> **Task instructions**: Go through the listing and return every line with "Frame" in it.

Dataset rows
********
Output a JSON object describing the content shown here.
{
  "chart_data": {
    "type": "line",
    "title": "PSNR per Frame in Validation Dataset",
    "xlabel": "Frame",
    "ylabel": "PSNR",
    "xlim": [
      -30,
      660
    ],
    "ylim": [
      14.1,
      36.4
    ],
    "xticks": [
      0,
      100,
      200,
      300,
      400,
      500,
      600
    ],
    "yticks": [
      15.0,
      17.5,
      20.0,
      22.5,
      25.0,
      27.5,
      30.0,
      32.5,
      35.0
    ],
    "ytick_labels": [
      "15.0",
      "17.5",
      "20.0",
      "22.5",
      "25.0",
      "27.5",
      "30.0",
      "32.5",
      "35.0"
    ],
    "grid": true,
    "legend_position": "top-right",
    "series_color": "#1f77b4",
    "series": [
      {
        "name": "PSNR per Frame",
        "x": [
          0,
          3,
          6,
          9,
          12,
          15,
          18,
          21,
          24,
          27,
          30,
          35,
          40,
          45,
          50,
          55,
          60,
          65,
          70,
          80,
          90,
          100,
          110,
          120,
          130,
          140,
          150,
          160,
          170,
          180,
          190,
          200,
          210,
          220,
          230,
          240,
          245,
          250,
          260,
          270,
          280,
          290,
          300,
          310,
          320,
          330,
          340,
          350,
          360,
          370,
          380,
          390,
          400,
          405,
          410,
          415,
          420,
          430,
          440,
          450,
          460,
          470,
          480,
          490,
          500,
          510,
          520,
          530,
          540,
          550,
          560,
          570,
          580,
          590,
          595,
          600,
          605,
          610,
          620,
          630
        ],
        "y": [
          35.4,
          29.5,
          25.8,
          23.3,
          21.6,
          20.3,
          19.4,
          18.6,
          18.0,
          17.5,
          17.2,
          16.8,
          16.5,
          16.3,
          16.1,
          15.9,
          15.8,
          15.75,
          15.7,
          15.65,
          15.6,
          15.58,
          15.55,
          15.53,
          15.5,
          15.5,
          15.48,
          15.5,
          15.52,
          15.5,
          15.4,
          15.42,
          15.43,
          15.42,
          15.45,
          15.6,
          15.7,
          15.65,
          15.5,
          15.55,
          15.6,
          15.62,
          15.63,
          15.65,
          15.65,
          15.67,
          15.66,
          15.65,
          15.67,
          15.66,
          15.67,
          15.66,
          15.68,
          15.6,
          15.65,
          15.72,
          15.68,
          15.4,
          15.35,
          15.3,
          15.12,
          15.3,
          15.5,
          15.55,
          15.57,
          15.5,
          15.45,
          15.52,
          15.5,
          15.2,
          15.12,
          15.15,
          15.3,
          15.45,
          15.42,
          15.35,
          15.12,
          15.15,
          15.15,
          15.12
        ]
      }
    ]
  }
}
********
> **Task answer**:
    "title": "PSNR per Frame in Validation Dataset",
    "xlabel": "Frame",
        "name": "PSNR per Frame",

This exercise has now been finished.